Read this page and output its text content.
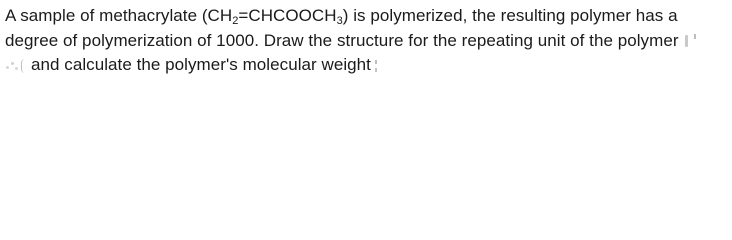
A sample of methacrylate (CH2=CHCOOCH3) is polymerized, the resulting polymer has a
degree of polymerization of 1000. Draw the structure for the repeating unit of the polymer
and calculate the polymer's molecular weight
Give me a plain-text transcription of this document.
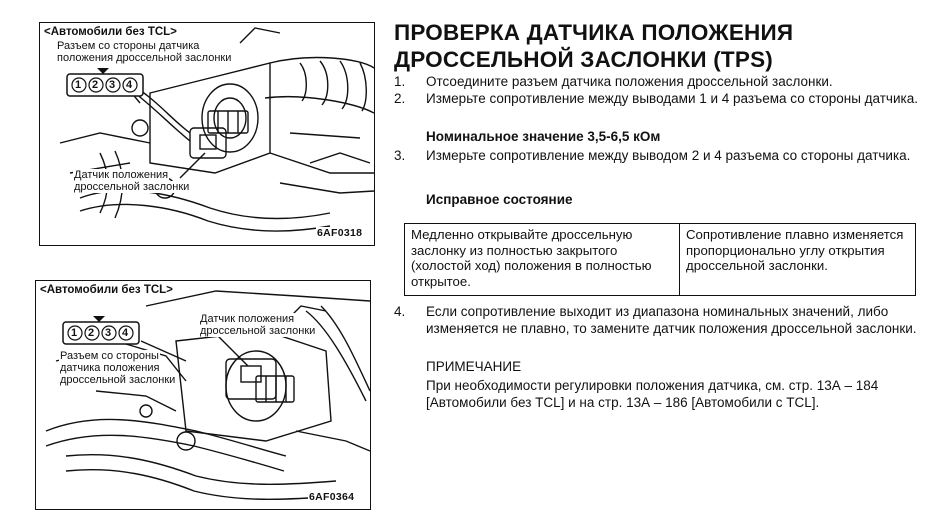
<Автомобили без TCL>
Разъем со стороны датчика
положения дроссельной заслонки
1 2 3 4
Датчик положения
дроссельной заслонки
6AF0318
<Автомобили без TCL>
Датчик положения
дроссельной заслонки
1 2 3 4
Разъем со стороны
датчика положения
дроссельной заслонки
6AF0364
ПРОВЕРКА ДАТЧИКА ПОЛОЖЕНИЯ
ДРОССЕЛЬНОЙ ЗАСЛОНКИ (TPS)
1. Отсоедините разъем датчика положения дроссельной заслонки.
2. Измерьте сопротивление между выводами 1 и 4 разъема со стороны датчика.
Номинальное значение 3,5-6,5 кОм
3. Измерьте сопротивление между выводом 2 и 4 разъема со стороны датчика.
Исправное состояние
Медленно открывайте дроссельную заслонку из полностью закрытого (холостой ход) положения в полностью открытое.	Сопротивление плавно изменяется пропорционально углу открытия дроссельной заслонки.
4. Если сопротивление выходит из диапазона номинальных значений, либо изменяется не плавно, то замените датчик положения дроссельной заслонки.
ПРИМЕЧАНИЕ
При необходимости регулировки положения датчика, см. стр. 13А – 184 [Автомобили без TCL] и на стр. 13А – 186 [Автомобили с TCL].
-----
=== What is needed ===
Extract, character for character, every line from the one that holds "Give me a plain-text" through the end of the entries above. Include both boundary lines and no pictures.

=== Solution below ===
Give me a plain-text transcription of this document.
<Автомобили без TCL>
Разъем со стороны датчика
положения дроссельной заслонки
1 2 3 4
Датчик положения
дроссельной заслонки
6AF0318
<Автомобили без TCL>
Датчик положения
дроссельной заслонки
1 2 3 4
Разъем со стороны
датчика положения
дроссельной заслонки
6AF0364
ПРОВЕРКА ДАТЧИКА ПОЛОЖЕНИЯ
ДРОССЕЛЬНОЙ ЗАСЛОНКИ (TPS)
1. Отсоедините разъем датчика положения дроссельной заслонки.
2. Измерьте сопротивление между выводами 1 и 4 разъема со стороны датчика.
Номинальное значение 3,5-6,5 кОм
3. Измерьте сопротивление между выводом 2 и 4 разъема со стороны датчика.
Исправное состояние
Медленно открывайте дроссельную заслонку из полностью закрытого (холостой ход) положения в полностью открытое.	Сопротивление плавно изменяется пропорционально углу открытия дроссельной заслонки.
4. Если сопротивление выходит из диапазона номинальных значений, либо изменяется не плавно, то замените датчик положения дроссельной заслонки.
ПРИМЕЧАНИЕ
При необходимости регулировки положения датчика, см. стр. 13А – 184 [Автомобили без TCL] и на стр. 13А – 186 [Автомобили с TCL].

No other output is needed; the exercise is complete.